┌──

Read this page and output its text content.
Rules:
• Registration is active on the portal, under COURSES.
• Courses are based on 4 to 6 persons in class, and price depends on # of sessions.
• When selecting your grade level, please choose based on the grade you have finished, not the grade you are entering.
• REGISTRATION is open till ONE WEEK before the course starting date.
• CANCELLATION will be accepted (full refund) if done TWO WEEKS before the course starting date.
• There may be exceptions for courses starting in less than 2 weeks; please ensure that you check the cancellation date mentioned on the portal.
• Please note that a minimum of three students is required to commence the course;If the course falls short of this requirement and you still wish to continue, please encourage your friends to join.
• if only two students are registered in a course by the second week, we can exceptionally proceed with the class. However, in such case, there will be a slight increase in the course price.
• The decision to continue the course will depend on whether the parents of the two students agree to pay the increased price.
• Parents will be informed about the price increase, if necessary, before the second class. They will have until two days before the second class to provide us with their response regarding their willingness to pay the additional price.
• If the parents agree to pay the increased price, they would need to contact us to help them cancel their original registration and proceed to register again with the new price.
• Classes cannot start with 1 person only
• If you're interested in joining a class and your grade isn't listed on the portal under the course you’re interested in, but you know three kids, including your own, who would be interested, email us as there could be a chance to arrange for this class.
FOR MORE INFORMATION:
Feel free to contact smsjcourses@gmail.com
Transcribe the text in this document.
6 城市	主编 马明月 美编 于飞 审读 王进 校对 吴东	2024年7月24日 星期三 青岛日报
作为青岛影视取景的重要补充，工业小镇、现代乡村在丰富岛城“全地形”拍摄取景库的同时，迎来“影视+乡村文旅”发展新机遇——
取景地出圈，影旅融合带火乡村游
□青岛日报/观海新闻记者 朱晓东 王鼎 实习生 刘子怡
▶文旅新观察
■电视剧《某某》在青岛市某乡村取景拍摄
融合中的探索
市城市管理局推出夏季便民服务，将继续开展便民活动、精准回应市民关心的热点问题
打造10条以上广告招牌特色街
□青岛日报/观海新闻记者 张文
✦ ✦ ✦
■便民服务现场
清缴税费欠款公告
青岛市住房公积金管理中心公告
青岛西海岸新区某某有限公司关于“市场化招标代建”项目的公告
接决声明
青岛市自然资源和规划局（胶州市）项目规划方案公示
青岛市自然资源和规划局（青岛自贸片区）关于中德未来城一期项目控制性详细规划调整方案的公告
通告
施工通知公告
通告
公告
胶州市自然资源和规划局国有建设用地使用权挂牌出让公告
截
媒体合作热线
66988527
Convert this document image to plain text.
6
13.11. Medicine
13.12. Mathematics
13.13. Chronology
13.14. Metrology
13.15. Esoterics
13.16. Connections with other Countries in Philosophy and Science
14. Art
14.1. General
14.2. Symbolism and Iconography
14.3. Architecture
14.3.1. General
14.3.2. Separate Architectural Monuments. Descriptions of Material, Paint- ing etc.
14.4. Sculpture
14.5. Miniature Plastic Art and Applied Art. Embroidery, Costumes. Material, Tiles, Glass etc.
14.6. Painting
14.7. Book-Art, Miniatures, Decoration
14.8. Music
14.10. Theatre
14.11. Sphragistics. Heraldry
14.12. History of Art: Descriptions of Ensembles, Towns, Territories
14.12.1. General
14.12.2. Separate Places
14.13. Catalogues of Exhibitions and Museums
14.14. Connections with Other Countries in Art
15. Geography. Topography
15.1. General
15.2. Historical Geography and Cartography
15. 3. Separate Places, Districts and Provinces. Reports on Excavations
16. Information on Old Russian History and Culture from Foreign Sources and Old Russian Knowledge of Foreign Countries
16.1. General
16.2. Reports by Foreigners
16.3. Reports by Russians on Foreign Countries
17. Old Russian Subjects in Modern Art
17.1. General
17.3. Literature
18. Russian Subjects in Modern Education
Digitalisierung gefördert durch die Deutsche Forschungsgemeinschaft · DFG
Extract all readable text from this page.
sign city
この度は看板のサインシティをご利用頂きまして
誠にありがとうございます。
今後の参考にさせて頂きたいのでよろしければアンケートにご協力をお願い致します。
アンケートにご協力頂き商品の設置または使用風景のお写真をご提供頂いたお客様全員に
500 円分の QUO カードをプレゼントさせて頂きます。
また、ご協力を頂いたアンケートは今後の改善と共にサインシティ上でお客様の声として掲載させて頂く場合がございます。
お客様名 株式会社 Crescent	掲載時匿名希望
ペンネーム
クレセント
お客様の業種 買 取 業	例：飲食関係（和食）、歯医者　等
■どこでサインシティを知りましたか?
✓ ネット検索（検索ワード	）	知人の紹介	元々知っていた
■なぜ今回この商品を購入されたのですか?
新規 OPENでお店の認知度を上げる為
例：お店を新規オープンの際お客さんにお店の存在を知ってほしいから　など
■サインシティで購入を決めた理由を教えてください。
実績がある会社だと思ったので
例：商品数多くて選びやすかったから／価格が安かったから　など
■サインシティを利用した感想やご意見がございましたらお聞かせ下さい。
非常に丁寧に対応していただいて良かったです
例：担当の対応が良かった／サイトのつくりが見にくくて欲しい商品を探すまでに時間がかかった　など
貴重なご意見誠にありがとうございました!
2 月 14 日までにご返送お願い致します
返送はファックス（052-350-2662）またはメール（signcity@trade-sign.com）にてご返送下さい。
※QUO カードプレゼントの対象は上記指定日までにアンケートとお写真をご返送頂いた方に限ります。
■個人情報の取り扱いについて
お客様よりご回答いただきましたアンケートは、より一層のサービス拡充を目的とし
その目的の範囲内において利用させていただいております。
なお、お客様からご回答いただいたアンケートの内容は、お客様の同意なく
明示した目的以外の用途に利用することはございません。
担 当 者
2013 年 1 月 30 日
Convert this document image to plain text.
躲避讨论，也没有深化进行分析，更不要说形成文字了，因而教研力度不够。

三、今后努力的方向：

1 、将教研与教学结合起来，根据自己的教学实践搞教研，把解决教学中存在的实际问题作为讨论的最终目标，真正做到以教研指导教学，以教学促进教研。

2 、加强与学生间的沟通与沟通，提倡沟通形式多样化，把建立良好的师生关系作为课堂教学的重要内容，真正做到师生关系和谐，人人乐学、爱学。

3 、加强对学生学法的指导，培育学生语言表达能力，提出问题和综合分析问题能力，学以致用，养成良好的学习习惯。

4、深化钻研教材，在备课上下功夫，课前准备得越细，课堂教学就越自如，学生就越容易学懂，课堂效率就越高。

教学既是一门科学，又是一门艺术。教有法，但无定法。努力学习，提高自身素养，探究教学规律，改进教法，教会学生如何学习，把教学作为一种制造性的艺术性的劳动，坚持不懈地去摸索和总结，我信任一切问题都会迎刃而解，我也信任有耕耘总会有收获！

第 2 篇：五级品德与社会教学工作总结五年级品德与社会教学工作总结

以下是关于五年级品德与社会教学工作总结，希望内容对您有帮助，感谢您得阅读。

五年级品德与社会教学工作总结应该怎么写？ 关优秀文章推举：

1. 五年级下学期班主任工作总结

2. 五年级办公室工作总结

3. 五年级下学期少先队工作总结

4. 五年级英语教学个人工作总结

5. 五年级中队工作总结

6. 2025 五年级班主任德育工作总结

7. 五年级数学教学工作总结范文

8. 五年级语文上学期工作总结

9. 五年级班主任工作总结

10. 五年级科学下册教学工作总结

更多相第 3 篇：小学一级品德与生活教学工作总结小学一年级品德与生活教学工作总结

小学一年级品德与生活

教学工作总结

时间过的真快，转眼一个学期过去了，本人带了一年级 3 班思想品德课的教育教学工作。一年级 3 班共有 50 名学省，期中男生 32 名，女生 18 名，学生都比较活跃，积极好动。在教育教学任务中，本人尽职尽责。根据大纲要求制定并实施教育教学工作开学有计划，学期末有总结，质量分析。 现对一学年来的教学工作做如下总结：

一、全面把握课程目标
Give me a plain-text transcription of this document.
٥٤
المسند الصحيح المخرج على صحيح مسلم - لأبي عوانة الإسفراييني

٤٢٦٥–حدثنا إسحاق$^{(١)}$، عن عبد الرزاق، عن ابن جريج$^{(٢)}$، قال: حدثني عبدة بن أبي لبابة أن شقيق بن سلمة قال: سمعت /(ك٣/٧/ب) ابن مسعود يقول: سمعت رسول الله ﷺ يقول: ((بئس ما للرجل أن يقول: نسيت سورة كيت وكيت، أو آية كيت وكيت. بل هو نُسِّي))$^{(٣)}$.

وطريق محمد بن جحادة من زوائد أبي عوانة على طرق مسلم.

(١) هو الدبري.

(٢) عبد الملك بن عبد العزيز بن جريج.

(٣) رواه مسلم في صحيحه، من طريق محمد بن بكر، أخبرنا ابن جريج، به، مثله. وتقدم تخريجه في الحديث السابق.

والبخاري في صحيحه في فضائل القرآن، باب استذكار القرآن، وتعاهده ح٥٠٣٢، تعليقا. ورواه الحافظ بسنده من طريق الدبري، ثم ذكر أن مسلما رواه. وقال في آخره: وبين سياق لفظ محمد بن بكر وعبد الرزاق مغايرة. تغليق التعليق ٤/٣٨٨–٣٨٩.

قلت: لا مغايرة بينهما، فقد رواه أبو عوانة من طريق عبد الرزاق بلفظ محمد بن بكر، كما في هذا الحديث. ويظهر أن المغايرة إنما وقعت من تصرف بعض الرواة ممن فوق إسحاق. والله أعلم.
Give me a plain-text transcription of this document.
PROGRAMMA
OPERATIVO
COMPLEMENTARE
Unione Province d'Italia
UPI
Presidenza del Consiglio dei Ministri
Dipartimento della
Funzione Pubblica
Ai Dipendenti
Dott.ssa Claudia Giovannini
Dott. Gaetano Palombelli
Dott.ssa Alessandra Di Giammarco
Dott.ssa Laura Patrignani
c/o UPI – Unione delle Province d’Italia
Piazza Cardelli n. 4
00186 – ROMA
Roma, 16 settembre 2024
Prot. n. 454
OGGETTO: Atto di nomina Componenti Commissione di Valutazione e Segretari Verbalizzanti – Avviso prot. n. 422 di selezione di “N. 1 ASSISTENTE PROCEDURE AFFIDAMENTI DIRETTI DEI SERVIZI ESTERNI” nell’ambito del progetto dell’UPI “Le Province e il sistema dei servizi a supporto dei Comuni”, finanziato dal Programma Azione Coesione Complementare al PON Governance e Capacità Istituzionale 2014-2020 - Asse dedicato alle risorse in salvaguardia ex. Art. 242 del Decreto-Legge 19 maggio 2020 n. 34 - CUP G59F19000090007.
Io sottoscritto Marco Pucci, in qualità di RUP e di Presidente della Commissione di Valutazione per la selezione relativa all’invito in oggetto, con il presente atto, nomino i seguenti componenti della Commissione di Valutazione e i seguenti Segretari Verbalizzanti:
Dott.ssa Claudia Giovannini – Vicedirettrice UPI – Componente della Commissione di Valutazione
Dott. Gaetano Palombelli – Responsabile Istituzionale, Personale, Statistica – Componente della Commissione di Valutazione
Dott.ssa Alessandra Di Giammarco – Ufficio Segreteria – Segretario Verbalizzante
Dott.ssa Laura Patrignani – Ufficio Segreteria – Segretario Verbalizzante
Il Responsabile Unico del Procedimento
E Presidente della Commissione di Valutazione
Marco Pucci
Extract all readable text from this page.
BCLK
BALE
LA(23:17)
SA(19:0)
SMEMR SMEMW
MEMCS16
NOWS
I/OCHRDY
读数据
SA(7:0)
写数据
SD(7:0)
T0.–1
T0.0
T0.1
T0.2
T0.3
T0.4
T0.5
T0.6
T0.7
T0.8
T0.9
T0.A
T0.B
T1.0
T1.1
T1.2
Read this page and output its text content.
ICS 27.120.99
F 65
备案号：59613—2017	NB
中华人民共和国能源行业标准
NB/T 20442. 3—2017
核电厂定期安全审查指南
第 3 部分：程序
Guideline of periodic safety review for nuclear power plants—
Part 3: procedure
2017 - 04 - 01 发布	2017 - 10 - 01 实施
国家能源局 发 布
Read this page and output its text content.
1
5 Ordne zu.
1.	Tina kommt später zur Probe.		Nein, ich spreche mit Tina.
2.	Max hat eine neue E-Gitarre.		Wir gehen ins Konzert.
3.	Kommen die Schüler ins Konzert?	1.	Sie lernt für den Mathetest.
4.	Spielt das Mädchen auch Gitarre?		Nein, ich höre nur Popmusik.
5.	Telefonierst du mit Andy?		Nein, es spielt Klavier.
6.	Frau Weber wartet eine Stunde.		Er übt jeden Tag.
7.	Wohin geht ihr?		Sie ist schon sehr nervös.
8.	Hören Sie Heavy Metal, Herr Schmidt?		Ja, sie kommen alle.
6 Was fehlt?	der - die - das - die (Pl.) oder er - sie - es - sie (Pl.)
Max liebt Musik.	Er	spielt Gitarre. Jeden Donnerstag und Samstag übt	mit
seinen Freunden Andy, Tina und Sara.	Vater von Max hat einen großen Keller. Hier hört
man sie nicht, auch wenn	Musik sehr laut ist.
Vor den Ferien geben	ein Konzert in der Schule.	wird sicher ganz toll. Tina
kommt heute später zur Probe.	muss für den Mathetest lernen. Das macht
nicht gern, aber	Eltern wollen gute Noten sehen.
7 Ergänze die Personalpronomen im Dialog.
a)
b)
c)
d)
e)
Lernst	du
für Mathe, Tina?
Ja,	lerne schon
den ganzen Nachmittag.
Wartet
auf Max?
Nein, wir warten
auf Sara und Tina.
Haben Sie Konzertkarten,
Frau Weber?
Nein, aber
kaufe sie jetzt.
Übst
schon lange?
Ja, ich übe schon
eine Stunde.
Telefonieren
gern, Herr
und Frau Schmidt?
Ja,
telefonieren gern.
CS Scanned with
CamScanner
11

└──

## TASK
Find "Claudia". Copy every line it occurs in.

## ANSWER TO THE EXERCISE
Dott.ssa Claudia Giovannini
Dott.ssa Claudia Giovannini – Vicedirettrice UPI – Componente della Commissione di Valutazione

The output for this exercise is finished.